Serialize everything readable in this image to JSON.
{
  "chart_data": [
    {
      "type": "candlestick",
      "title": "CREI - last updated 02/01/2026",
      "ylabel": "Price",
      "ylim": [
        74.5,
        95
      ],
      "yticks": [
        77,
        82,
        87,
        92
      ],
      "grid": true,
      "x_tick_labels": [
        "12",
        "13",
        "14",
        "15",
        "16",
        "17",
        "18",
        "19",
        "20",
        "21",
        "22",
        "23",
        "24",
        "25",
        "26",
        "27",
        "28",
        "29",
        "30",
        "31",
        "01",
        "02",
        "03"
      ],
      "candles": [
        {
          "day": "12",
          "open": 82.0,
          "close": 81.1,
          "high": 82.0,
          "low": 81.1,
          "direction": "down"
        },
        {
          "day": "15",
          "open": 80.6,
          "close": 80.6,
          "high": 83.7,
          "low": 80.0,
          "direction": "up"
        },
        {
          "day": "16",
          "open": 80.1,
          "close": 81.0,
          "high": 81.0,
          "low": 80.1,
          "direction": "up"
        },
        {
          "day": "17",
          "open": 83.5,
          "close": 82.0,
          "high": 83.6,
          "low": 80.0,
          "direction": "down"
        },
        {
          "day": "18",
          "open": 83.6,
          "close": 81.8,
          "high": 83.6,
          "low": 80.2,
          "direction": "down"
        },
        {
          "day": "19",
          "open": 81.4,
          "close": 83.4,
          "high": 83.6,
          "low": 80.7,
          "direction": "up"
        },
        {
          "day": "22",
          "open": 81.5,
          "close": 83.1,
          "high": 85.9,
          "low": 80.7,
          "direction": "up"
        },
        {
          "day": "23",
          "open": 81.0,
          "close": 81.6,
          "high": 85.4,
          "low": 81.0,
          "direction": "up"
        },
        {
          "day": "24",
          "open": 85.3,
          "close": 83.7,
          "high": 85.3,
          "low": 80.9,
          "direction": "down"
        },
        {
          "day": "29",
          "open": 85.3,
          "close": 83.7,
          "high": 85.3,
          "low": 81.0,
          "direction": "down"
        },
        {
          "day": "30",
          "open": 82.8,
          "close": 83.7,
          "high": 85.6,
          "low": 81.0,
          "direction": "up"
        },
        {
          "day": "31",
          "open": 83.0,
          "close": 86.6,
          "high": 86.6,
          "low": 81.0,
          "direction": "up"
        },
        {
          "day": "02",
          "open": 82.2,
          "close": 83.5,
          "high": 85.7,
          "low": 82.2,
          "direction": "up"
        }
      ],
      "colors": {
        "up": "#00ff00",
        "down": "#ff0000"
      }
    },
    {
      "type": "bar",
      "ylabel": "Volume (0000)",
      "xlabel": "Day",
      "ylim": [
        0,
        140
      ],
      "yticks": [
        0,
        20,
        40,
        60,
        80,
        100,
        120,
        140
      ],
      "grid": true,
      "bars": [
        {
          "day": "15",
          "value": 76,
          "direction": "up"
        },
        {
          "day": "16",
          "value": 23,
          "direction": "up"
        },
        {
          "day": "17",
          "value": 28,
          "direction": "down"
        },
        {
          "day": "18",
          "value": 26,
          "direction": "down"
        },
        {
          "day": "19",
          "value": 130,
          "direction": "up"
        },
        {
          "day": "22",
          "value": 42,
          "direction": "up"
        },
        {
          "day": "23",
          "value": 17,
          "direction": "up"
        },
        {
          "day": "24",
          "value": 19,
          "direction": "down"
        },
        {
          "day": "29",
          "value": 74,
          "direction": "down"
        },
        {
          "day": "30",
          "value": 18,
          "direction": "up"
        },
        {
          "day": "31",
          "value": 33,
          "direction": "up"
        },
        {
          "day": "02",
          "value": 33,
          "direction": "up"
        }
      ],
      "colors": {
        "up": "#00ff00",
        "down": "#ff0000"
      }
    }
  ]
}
——
## DIRECTIONS FOR THIS TASK
Show the data once more, exactly as it was written.

## OUTPUT
Serialize everything readable in this image to JSON.
{
  "chart_data": [
    {
      "type": "candlestick",
      "title": "CREI - last updated 02/01/2026",
      "ylabel": "Price",
      "ylim": [
        74.5,
        95
      ],
      "yticks": [
        77,
        82,
        87,
        92
      ],
      "grid": true,
      "x_tick_labels": [
        "12",
        "13",
        "14",
        "15",
        "16",
        "17",
        "18",
        "19",
        "20",
        "21",
        "22",
        "23",
        "24",
        "25",
        "26",
        "27",
        "28",
        "29",
        "30",
        "31",
        "01",
        "02",
        "03"
      ],
      "candles": [
        {
          "day": "12",
          "open": 82.0,
          "close": 81.1,
          "high": 82.0,
          "low": 81.1,
          "direction": "down"
        },
        {
          "day": "15",
          "open": 80.6,
          "close": 80.6,
          "high": 83.7,
          "low": 80.0,
          "direction": "up"
        },
        {
          "day": "16",
          "open": 80.1,
          "close": 81.0,
          "high": 81.0,
          "low": 80.1,
          "direction": "up"
        },
        {
          "day": "17",
          "open": 83.5,
          "close": 82.0,
          "high": 83.6,
          "low": 80.0,
          "direction": "down"
        },
        {
          "day": "18",
          "open": 83.6,
          "close": 81.8,
          "high": 83.6,
          "low": 80.2,
          "direction": "down"
        },
        {
          "day": "19",
          "open": 81.4,
          "close": 83.4,
          "high": 83.6,
          "low": 80.7,
          "direction": "up"
        },
        {
          "day": "22",
          "open": 81.5,
          "close": 83.1,
          "high": 85.9,
          "low": 80.7,
          "direction": "up"
        },
        {
          "day": "23",
          "open": 81.0,
          "close": 81.6,
          "high": 85.4,
          "low": 81.0,
          "direction": "up"
        },
        {
          "day": "24",
          "open": 85.3,
          "close": 83.7,
          "high": 85.3,
          "low": 80.9,
          "direction": "down"
        },
        {
          "day": "29",
          "open": 85.3,
          "close": 83.7,
          "high": 85.3,
          "low": 81.0,
          "direction": "down"
        },
        {
          "day": "30",
          "open": 82.8,
          "close": 83.7,
          "high": 85.6,
          "low": 81.0,
          "direction": "up"
        },
        {
          "day": "31",
          "open": 83.0,
          "close": 86.6,
          "high": 86.6,
          "low": 81.0,
          "direction": "up"
        },
        {
          "day": "02",
          "open": 82.2,
          "close": 83.5,
          "high": 85.7,
          "low": 82.2,
          "direction": "up"
        }
      ],
      "colors": {
        "up": "#00ff00",
        "down": "#ff0000"
      }
    },
    {
      "type": "bar",
      "ylabel": "Volume (0000)",
      "xlabel": "Day",
      "ylim": [
        0,
        140
      ],
      "yticks": [
        0,
        20,
        40,
        60,
        80,
        100,
        120,
        140
      ],
      "grid": true,
      "bars": [
        {
          "day": "15",
          "value": 76,
          "direction": "up"
        },
        {
          "day": "16",
          "value": 23,
          "direction": "up"
        },
        {
          "day": "17",
          "value": 28,
          "direction": "down"
        },
        {
          "day": "18",
          "value": 26,
          "direction": "down"
        },
        {
          "day": "19",
          "value": 130,
          "direction": "up"
        },
        {
          "day": "22",
          "value": 42,
          "direction": "up"
        },
        {
          "day": "23",
          "value": 17,
          "direction": "up"
        },
        {
          "day": "24",
          "value": 19,
          "direction": "down"
        },
        {
          "day": "29",
          "value": 74,
          "direction": "down"
        },
        {
          "day": "30",
          "value": 18,
          "direction": "up"
        },
        {
          "day": "31",
          "value": 33,
          "direction": "up"
        },
        {
          "day": "02",
          "value": 33,
          "direction": "up"
        }
      ],
      "colors": {
        "up": "#00ff00",
        "down": "#ff0000"
      }
    }
  ]
}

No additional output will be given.